Print out each entry below exactly, please.

== Provided material

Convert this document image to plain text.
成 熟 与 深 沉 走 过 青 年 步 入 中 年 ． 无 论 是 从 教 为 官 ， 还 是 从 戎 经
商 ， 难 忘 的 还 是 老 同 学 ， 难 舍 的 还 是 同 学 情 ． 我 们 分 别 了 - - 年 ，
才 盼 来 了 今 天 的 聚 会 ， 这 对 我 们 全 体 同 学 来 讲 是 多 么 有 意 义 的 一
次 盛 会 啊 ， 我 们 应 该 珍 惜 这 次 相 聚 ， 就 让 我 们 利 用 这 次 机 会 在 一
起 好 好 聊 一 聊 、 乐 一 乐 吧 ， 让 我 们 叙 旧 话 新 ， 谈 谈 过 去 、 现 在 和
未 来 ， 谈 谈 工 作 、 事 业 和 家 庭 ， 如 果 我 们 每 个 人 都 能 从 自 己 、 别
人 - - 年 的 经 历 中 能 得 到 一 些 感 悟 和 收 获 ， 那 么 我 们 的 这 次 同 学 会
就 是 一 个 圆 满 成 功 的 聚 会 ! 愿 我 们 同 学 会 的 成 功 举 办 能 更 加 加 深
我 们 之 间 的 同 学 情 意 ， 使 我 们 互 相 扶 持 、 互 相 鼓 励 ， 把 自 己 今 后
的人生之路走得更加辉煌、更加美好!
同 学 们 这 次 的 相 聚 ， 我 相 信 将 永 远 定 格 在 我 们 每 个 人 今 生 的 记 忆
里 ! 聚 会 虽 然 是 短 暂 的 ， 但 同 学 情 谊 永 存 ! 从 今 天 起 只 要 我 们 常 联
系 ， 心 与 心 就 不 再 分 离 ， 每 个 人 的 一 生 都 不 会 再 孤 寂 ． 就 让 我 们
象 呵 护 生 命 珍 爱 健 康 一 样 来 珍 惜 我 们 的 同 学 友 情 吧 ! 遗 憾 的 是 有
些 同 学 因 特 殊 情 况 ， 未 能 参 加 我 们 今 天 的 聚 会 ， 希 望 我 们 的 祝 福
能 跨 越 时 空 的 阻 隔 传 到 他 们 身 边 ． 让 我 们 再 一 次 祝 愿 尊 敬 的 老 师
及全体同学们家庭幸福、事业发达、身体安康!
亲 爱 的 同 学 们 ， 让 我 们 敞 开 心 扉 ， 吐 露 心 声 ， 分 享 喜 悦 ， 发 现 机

====

_Exercise response_
Convert this document image to plain text.
成 熟 与 深 沉 走 过 青 年 步 入 中 年 ． 无 论 是 从 教 为 官 ， 还 是 从 戎 经
商 ， 难 忘 的 还 是 老 同 学 ， 难 舍 的 还 是 同 学 情 ． 我 们 分 别 了 - - 年 ，
才 盼 来 了 今 天 的 聚 会 ， 这 对 我 们 全 体 同 学 来 讲 是 多 么 有 意 义 的 一
次 盛 会 啊 ， 我 们 应 该 珍 惜 这 次 相 聚 ， 就 让 我 们 利 用 这 次 机 会 在 一
起 好 好 聊 一 聊 、 乐 一 乐 吧 ， 让 我 们 叙 旧 话 新 ， 谈 谈 过 去 、 现 在 和
未 来 ， 谈 谈 工 作 、 事 业 和 家 庭 ， 如 果 我 们 每 个 人 都 能 从 自 己 、 别
人 - - 年 的 经 历 中 能 得 到 一 些 感 悟 和 收 获 ， 那 么 我 们 的 这 次 同 学 会
就 是 一 个 圆 满 成 功 的 聚 会 ! 愿 我 们 同 学 会 的 成 功 举 办 能 更 加 加 深
我 们 之 间 的 同 学 情 意 ， 使 我 们 互 相 扶 持 、 互 相 鼓 励 ， 把 自 己 今 后
的人生之路走得更加辉煌、更加美好!
同 学 们 这 次 的 相 聚 ， 我 相 信 将 永 远 定 格 在 我 们 每 个 人 今 生 的 记 忆
里 ! 聚 会 虽 然 是 短 暂 的 ， 但 同 学 情 谊 永 存 ! 从 今 天 起 只 要 我 们 常 联
系 ， 心 与 心 就 不 再 分 离 ， 每 个 人 的 一 生 都 不 会 再 孤 寂 ． 就 让 我 们
象 呵 护 生 命 珍 爱 健 康 一 样 来 珍 惜 我 们 的 同 学 友 情 吧 ! 遗 憾 的 是 有
些 同 学 因 特 殊 情 况 ， 未 能 参 加 我 们 今 天 的 聚 会 ， 希 望 我 们 的 祝 福
能 跨 越 时 空 的 阻 隔 传 到 他 们 身 边 ． 让 我 们 再 一 次 祝 愿 尊 敬 的 老 师
及全体同学们家庭幸福、事业发达、身体安康!
亲 爱 的 同 学 们 ， 让 我 们 敞 开 心 扉 ， 吐 露 心 声 ， 分 享 喜 悦 ， 发 现 机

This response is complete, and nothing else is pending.